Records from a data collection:
■ ■ ■ ■

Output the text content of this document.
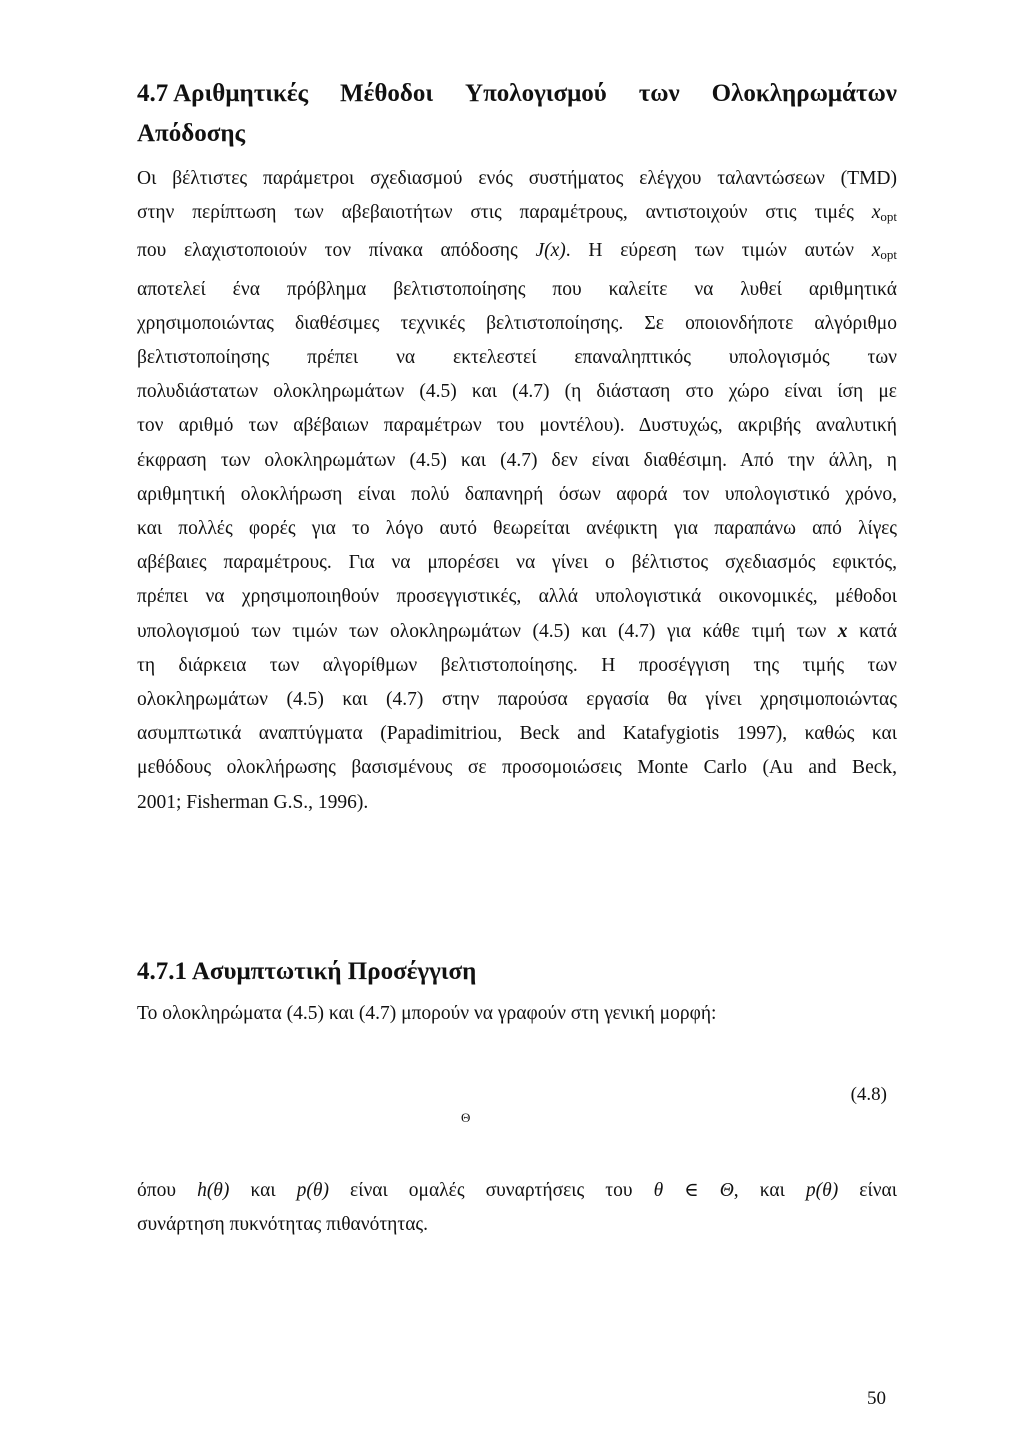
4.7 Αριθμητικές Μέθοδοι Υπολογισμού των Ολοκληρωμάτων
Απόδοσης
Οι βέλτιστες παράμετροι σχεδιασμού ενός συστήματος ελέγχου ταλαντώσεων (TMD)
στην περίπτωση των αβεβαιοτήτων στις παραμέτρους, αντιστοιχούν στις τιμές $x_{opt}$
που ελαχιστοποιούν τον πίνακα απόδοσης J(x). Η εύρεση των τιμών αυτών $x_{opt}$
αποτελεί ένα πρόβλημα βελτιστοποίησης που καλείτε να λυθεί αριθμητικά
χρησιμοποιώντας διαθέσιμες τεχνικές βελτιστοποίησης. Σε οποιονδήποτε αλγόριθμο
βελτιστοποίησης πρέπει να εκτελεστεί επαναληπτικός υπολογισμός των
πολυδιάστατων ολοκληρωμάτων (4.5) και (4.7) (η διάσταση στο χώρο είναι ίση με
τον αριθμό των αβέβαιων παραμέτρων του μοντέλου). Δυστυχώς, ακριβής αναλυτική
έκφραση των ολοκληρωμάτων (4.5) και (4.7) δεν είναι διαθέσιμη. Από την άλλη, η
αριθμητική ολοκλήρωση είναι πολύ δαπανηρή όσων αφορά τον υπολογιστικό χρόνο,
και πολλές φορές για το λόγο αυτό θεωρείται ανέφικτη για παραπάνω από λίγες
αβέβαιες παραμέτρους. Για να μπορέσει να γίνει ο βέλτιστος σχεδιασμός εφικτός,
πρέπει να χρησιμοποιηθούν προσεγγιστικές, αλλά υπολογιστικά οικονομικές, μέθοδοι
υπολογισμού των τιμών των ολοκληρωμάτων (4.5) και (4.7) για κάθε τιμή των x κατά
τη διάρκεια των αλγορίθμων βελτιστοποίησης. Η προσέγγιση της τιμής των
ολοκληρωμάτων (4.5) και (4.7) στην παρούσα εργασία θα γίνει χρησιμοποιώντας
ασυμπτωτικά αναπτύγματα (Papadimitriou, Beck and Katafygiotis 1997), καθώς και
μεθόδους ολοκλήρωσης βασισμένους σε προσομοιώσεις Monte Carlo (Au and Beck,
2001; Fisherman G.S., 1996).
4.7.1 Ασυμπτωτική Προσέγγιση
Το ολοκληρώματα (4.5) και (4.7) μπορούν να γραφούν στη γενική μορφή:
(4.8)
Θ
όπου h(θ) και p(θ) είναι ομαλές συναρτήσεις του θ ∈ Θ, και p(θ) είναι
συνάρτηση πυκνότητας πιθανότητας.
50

■ ■ ■ ■

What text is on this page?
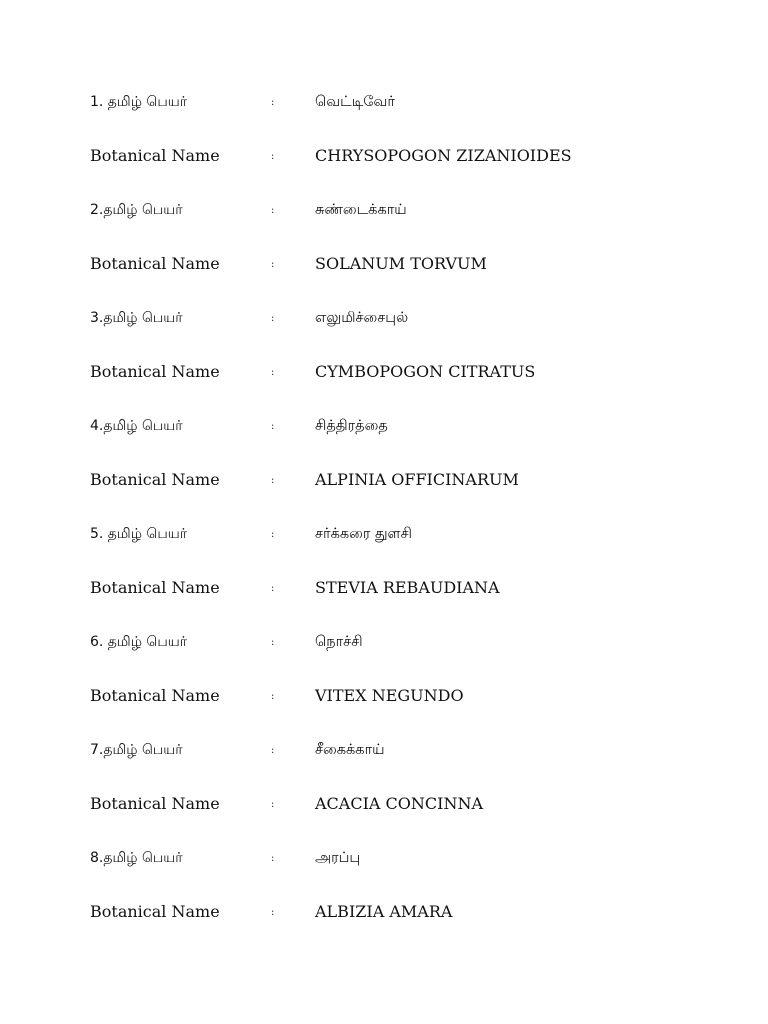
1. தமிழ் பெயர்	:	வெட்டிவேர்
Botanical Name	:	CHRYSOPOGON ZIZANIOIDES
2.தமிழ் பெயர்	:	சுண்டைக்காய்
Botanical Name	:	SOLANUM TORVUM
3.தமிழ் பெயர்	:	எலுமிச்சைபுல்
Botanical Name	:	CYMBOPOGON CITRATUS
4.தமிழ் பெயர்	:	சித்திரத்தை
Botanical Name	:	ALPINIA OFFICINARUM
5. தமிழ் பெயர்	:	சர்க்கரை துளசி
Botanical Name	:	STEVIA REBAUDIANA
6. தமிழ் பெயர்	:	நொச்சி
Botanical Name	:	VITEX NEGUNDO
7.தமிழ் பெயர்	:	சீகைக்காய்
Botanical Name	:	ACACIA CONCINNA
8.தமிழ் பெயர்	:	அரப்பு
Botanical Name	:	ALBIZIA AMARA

■ ■ ■ ■

_TASK GOAL_:
Filter the entries down to the lines containing "γίνει". Copy each of those lines.

_ANSWER TO THE TASK_:
αβέβαιες παραμέτρους. Για να μπορέσει να γίνει ο βέλτιστος σχεδιασμός εφικτός,
ολοκληρωμάτων (4.5) και (4.7) στην παρούσα εργασία θα γίνει χρησιμοποιώντας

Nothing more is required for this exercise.